- EXERCISE TASK
From the entries below, extract every line that includes the word "support".

[Start of EXTRACTED ENTRIES]

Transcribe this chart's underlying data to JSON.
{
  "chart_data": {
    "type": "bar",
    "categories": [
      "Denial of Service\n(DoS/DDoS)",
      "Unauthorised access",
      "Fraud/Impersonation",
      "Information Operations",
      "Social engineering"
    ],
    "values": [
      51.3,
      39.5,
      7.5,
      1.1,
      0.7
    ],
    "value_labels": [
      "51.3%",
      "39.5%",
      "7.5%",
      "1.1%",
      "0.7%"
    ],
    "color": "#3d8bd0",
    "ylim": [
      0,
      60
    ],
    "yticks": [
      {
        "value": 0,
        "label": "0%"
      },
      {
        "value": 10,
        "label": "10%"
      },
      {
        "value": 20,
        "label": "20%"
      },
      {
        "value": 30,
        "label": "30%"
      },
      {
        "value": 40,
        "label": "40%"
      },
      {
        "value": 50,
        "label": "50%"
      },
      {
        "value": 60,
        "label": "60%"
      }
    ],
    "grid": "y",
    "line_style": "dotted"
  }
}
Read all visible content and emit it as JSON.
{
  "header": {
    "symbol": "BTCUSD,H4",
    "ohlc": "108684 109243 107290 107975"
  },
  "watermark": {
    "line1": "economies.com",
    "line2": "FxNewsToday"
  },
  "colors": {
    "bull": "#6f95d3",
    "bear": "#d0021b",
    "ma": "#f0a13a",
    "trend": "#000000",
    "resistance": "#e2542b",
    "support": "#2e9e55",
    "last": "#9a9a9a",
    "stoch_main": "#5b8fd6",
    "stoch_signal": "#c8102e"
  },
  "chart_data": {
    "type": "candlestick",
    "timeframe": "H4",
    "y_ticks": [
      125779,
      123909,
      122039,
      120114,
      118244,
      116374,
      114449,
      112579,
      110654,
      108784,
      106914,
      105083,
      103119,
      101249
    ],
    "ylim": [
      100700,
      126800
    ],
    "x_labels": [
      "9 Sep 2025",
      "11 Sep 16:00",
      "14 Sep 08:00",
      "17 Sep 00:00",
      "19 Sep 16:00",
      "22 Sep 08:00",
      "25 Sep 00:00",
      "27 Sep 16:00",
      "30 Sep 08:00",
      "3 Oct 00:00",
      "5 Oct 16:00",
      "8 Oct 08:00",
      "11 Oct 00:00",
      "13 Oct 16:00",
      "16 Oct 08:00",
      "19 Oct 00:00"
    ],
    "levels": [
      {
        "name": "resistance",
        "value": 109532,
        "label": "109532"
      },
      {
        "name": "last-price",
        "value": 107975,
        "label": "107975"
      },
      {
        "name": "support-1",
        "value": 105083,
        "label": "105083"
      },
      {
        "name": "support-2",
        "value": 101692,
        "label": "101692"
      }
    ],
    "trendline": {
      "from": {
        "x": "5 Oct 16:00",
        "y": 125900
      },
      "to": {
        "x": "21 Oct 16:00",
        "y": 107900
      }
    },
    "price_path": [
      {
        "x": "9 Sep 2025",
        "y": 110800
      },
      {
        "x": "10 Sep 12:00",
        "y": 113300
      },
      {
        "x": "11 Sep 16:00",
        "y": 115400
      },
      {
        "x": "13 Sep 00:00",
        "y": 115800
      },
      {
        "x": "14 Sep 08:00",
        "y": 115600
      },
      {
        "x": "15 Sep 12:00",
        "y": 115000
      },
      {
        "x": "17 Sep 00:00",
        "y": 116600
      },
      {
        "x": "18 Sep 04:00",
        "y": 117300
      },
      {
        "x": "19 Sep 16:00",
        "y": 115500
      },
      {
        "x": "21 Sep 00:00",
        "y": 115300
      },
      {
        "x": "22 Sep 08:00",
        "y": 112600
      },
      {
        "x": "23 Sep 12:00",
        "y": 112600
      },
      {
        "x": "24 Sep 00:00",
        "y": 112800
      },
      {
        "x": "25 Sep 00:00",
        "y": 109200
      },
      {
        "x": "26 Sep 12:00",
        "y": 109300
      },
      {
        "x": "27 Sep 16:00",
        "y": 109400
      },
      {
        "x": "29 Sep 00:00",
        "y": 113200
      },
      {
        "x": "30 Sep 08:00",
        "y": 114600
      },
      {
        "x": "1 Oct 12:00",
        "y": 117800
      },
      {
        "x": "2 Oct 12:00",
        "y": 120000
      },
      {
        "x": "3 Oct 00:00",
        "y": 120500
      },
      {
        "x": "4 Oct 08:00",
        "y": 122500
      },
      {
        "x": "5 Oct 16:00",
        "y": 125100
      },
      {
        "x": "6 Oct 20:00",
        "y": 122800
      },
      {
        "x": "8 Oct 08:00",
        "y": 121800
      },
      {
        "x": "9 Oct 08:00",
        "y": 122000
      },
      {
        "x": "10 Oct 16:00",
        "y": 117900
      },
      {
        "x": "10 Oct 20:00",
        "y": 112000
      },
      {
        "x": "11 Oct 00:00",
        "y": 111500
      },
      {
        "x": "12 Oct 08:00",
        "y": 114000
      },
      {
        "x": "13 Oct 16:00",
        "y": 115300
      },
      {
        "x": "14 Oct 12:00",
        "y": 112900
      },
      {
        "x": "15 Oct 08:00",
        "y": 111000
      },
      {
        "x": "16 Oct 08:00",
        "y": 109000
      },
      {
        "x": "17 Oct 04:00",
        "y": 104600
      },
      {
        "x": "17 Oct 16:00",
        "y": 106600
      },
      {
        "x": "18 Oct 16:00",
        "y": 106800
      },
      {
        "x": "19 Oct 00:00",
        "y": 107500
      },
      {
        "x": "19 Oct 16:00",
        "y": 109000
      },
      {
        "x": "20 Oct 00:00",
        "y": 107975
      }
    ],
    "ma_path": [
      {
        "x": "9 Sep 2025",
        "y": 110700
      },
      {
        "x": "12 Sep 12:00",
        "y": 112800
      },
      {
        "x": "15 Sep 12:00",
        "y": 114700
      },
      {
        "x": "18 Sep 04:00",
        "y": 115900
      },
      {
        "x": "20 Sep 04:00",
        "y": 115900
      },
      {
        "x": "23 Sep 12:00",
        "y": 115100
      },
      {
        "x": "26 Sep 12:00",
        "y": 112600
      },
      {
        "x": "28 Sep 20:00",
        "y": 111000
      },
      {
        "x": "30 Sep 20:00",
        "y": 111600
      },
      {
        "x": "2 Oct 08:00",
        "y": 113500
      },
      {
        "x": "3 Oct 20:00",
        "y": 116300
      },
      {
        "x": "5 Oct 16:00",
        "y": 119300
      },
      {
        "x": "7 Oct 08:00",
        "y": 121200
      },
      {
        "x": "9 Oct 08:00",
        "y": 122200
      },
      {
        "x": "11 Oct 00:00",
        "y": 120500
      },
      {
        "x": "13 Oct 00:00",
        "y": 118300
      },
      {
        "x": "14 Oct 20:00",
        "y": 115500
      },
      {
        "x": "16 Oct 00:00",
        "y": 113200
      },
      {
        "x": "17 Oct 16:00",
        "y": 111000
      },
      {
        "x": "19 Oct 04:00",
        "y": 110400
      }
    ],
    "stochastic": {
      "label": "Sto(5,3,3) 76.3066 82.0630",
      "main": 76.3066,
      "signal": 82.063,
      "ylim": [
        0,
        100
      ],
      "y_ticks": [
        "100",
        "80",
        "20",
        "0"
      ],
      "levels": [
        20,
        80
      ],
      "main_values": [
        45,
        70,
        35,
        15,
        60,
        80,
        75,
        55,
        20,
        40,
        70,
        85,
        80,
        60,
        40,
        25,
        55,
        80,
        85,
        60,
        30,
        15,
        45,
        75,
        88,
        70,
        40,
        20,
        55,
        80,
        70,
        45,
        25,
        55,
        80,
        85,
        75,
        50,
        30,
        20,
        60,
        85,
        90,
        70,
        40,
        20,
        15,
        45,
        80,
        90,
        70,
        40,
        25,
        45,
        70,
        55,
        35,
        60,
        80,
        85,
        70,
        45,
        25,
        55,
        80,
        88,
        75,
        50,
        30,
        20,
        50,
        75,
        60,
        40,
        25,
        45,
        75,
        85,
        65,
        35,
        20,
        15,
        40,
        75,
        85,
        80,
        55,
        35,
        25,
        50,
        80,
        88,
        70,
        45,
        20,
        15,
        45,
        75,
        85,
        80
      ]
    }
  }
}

[End of EXTRACTED ENTRIES]

- WRITTEN RESPONSE
    "support": "#2e9e55",
        "name": "support-1",
        "name": "support-2",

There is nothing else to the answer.